▶ **Given exercise**
Please print all of the material below, word for word.

▶ **Excerpted data**
= = = = =

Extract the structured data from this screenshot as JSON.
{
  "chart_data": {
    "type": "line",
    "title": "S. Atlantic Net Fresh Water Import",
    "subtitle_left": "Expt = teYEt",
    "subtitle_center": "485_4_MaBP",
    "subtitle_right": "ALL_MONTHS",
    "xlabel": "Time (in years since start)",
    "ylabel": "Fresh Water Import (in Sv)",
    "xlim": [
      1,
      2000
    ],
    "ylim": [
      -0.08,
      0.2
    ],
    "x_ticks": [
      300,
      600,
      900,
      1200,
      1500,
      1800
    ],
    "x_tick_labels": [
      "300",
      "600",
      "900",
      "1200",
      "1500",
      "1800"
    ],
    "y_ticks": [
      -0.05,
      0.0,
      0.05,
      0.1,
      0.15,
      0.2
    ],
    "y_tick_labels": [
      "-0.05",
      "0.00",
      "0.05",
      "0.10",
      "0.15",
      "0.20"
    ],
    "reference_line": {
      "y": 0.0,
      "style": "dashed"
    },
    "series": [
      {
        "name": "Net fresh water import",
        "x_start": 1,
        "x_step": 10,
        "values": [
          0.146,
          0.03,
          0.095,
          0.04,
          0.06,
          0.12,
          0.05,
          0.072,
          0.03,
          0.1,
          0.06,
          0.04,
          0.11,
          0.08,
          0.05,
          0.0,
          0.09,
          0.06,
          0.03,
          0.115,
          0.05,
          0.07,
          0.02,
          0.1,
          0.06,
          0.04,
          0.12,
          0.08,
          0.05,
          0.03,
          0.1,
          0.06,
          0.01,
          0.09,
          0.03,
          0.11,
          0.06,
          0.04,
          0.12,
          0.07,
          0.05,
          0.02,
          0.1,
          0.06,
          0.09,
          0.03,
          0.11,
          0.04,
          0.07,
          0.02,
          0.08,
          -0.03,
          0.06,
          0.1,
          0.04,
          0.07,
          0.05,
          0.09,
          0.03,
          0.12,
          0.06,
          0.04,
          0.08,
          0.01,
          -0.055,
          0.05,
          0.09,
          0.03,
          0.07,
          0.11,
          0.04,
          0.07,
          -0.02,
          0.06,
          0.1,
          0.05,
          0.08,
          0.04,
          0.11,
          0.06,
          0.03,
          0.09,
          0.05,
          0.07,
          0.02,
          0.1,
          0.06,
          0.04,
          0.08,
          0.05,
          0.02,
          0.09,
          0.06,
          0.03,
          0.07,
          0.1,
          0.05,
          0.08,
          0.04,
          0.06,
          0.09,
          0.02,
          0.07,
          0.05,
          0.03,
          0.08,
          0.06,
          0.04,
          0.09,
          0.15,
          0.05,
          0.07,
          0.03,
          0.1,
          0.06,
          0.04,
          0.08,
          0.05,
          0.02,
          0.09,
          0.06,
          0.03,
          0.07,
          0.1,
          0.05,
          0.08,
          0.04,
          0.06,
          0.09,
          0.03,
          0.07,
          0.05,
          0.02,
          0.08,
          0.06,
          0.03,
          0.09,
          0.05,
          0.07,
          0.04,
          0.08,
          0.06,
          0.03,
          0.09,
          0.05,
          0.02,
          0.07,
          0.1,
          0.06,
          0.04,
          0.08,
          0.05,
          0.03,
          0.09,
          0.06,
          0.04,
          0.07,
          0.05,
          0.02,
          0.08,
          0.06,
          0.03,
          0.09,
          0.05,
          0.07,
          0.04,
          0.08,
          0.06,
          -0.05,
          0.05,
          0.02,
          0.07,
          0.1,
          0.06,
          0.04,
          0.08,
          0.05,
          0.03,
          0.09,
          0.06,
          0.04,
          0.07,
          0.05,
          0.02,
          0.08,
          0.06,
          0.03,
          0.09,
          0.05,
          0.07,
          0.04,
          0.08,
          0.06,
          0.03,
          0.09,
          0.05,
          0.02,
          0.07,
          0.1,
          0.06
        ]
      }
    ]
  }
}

= = = = =

▶ **Response to this task**
Extract the structured data from this screenshot as JSON.
{
  "chart_data": {
    "type": "line",
    "title": "S. Atlantic Net Fresh Water Import",
    "subtitle_left": "Expt = teYEt",
    "subtitle_center": "485_4_MaBP",
    "subtitle_right": "ALL_MONTHS",
    "xlabel": "Time (in years since start)",
    "ylabel": "Fresh Water Import (in Sv)",
    "xlim": [
      1,
      2000
    ],
    "ylim": [
      -0.08,
      0.2
    ],
    "x_ticks": [
      300,
      600,
      900,
      1200,
      1500,
      1800
    ],
    "x_tick_labels": [
      "300",
      "600",
      "900",
      "1200",
      "1500",
      "1800"
    ],
    "y_ticks": [
      -0.05,
      0.0,
      0.05,
      0.1,
      0.15,
      0.2
    ],
    "y_tick_labels": [
      "-0.05",
      "0.00",
      "0.05",
      "0.10",
      "0.15",
      "0.20"
    ],
    "reference_line": {
      "y": 0.0,
      "style": "dashed"
    },
    "series": [
      {
        "name": "Net fresh water import",
        "x_start": 1,
        "x_step": 10,
        "values": [
          0.146,
          0.03,
          0.095,
          0.04,
          0.06,
          0.12,
          0.05,
          0.072,
          0.03,
          0.1,
          0.06,
          0.04,
          0.11,
          0.08,
          0.05,
          0.0,
          0.09,
          0.06,
          0.03,
          0.115,
          0.05,
          0.07,
          0.02,
          0.1,
          0.06,
          0.04,
          0.12,
          0.08,
          0.05,
          0.03,
          0.1,
          0.06,
          0.01,
          0.09,
          0.03,
          0.11,
          0.06,
          0.04,
          0.12,
          0.07,
          0.05,
          0.02,
          0.1,
          0.06,
          0.09,
          0.03,
          0.11,
          0.04,
          0.07,
          0.02,
          0.08,
          -0.03,
          0.06,
          0.1,
          0.04,
          0.07,
          0.05,
          0.09,
          0.03,
          0.12,
          0.06,
          0.04,
          0.08,
          0.01,
          -0.055,
          0.05,
          0.09,
          0.03,
          0.07,
          0.11,
          0.04,
          0.07,
          -0.02,
          0.06,
          0.1,
          0.05,
          0.08,
          0.04,
          0.11,
          0.06,
          0.03,
          0.09,
          0.05,
          0.07,
          0.02,
          0.1,
          0.06,
          0.04,
          0.08,
          0.05,
          0.02,
          0.09,
          0.06,
          0.03,
          0.07,
          0.1,
          0.05,
          0.08,
          0.04,
          0.06,
          0.09,
          0.02,
          0.07,
          0.05,
          0.03,
          0.08,
          0.06,
          0.04,
          0.09,
          0.15,
          0.05,
          0.07,
          0.03,
          0.1,
          0.06,
          0.04,
          0.08,
          0.05,
          0.02,
          0.09,
          0.06,
          0.03,
          0.07,
          0.1,
          0.05,
          0.08,
          0.04,
          0.06,
          0.09,
          0.03,
          0.07,
          0.05,
          0.02,
          0.08,
          0.06,
          0.03,
          0.09,
          0.05,
          0.07,
          0.04,
          0.08,
          0.06,
          0.03,
          0.09,
          0.05,
          0.02,
          0.07,
          0.1,
          0.06,
          0.04,
          0.08,
          0.05,
          0.03,
          0.09,
          0.06,
          0.04,
          0.07,
          0.05,
          0.02,
          0.08,
          0.06,
          0.03,
          0.09,
          0.05,
          0.07,
          0.04,
          0.08,
          0.06,
          -0.05,
          0.05,
          0.02,
          0.07,
          0.1,
          0.06,
          0.04,
          0.08,
          0.05,
          0.03,
          0.09,
          0.06,
          0.04,
          0.07,
          0.05,
          0.02,
          0.08,
          0.06,
          0.03,
          0.09,
          0.05,
          0.07,
          0.04,
          0.08,
          0.06,
          0.03,
          0.09,
          0.05,
          0.02,
          0.07,
          0.1,
          0.06
        ]
      }
    ]
  }
}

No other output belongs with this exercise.